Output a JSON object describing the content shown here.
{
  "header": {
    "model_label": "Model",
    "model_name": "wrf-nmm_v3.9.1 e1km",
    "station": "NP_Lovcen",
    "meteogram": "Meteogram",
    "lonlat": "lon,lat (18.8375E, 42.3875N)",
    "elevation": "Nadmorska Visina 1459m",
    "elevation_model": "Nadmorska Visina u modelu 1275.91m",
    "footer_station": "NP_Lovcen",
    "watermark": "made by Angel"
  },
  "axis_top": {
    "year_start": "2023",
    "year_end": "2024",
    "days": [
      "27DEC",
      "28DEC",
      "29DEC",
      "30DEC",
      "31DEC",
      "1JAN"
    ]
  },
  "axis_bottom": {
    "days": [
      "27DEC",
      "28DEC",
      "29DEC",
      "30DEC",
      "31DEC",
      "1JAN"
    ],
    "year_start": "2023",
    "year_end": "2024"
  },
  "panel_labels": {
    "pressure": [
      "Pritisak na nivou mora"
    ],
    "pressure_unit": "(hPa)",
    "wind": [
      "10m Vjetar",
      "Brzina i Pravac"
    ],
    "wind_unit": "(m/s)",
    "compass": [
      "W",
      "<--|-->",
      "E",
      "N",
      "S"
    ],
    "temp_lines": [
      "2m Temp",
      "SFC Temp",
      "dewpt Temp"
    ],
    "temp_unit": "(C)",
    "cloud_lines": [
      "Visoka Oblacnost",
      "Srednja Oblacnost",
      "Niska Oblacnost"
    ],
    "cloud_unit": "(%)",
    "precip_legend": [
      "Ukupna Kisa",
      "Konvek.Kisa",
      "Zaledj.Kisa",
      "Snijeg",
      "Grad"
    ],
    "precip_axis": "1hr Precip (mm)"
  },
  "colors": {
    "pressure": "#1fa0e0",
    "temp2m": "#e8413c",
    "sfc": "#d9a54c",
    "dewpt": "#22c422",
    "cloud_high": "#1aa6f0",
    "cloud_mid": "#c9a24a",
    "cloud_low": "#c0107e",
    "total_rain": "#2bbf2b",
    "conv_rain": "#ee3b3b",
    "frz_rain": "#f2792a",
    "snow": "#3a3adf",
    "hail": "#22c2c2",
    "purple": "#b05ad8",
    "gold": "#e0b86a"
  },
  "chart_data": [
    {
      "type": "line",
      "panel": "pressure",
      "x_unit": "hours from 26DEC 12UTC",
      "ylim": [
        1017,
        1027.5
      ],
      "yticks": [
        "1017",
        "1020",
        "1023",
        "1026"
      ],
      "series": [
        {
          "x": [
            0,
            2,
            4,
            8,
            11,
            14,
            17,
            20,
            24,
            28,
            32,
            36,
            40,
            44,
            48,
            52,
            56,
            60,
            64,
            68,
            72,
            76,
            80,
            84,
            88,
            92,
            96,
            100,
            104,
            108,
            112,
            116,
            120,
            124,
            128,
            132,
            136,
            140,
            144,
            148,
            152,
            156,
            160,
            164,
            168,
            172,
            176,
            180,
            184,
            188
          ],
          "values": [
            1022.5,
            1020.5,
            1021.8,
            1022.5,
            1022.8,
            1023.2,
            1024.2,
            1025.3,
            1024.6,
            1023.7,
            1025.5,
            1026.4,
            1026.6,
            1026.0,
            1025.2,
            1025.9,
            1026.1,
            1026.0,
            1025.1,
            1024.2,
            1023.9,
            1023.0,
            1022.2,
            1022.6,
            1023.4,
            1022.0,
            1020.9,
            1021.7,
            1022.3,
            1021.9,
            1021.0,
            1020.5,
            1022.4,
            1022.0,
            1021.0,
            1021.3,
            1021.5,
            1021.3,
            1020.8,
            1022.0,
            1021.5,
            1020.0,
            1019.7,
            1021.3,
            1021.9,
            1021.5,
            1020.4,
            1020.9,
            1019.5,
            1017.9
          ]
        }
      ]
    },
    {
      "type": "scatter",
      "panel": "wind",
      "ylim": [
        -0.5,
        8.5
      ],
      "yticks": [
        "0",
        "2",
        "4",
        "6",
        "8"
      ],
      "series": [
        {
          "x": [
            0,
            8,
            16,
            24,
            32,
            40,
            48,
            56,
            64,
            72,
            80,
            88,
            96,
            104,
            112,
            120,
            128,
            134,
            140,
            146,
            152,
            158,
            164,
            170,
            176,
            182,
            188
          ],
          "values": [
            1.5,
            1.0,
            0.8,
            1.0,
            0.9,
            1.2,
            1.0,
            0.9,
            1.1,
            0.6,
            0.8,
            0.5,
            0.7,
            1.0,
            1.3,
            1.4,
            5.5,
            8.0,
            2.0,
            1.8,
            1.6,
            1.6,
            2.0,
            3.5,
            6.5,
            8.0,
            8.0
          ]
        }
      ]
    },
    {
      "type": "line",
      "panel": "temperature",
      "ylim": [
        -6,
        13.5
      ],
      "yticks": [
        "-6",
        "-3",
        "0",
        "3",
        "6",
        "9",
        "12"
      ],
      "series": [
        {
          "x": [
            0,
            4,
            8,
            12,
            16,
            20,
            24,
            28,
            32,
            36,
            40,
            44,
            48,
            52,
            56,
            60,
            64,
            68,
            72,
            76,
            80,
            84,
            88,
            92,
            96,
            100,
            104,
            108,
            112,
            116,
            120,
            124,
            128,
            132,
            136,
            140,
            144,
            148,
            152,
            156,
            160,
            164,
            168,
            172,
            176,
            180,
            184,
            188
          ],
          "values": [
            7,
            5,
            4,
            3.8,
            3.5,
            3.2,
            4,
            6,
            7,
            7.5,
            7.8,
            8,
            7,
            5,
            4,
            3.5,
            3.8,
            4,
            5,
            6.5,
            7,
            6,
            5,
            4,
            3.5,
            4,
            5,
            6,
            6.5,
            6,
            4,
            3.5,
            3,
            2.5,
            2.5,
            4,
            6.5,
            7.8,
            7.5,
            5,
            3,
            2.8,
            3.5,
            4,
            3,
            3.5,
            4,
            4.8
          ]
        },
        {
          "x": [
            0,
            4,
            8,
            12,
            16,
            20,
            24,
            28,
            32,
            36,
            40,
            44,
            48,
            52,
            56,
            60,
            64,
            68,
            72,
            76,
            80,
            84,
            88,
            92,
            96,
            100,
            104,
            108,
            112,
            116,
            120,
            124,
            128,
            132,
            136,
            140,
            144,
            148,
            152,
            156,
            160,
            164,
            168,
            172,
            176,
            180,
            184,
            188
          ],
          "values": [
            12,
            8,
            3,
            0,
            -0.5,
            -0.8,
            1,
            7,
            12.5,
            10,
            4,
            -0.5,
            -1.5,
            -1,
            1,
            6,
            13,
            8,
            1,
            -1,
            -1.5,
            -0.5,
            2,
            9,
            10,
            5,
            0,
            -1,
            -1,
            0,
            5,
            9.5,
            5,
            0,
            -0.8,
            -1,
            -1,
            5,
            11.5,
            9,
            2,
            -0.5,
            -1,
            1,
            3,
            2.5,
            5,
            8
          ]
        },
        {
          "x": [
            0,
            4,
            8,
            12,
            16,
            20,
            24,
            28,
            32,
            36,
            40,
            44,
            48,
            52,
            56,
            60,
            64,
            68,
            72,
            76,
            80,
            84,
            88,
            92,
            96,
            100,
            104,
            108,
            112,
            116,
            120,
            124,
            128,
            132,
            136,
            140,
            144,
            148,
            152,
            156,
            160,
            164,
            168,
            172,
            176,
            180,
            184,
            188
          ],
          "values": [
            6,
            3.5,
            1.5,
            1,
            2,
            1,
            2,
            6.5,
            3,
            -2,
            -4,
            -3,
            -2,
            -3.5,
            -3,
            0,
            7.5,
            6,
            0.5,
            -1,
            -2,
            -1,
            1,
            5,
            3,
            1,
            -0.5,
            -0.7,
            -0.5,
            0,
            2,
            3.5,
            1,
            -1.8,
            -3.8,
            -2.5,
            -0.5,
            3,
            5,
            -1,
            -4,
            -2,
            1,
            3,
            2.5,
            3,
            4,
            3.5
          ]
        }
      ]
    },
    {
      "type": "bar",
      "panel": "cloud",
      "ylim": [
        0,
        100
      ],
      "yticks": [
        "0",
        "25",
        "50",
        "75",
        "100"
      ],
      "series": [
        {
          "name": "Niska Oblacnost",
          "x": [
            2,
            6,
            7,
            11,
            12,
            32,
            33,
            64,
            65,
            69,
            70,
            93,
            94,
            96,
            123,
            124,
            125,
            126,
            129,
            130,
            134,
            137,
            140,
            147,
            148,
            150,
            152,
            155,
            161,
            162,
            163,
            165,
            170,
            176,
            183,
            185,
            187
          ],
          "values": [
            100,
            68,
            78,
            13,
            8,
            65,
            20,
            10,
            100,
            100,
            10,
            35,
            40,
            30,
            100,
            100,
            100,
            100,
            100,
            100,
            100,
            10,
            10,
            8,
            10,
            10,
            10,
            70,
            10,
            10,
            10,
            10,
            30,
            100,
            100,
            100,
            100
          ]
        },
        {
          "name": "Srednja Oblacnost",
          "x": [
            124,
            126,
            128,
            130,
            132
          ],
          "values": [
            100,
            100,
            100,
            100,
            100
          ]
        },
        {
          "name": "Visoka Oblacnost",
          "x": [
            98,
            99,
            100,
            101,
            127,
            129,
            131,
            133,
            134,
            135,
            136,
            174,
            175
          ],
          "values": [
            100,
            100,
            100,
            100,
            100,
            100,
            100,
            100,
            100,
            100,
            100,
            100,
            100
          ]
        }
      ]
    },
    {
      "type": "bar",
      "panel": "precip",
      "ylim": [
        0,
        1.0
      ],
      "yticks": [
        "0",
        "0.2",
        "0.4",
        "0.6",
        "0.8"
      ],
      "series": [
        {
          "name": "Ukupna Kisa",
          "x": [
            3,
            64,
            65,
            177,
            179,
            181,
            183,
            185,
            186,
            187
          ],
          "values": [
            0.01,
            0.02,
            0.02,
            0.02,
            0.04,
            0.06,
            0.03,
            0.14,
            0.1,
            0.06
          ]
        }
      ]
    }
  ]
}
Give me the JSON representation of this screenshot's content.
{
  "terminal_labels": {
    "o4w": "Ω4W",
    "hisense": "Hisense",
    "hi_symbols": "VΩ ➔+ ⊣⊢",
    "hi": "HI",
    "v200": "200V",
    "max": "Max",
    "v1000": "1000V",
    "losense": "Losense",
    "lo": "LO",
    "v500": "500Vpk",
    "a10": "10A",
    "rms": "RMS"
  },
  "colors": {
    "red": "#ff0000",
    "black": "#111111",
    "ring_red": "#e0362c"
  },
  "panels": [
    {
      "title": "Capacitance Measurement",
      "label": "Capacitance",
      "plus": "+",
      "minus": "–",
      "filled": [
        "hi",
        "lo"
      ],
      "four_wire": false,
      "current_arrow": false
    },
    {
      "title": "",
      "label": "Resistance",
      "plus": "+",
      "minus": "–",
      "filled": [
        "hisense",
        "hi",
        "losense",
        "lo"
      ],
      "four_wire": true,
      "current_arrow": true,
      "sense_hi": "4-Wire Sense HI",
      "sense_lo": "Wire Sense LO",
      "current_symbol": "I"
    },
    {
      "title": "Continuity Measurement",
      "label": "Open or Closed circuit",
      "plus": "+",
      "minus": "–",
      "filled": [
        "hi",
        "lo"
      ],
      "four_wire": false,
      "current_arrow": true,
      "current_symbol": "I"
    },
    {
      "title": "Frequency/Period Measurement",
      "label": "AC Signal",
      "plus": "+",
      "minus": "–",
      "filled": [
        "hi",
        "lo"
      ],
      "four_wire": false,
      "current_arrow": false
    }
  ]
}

****************************************

*Given problem:*
Look through the lines above and collect those with the word "title".

*Written response:*
      "title": "Capacitance Measurement",
      "title": "",
      "title": "Continuity Measurement",
      "title": "Frequency/Period Measurement",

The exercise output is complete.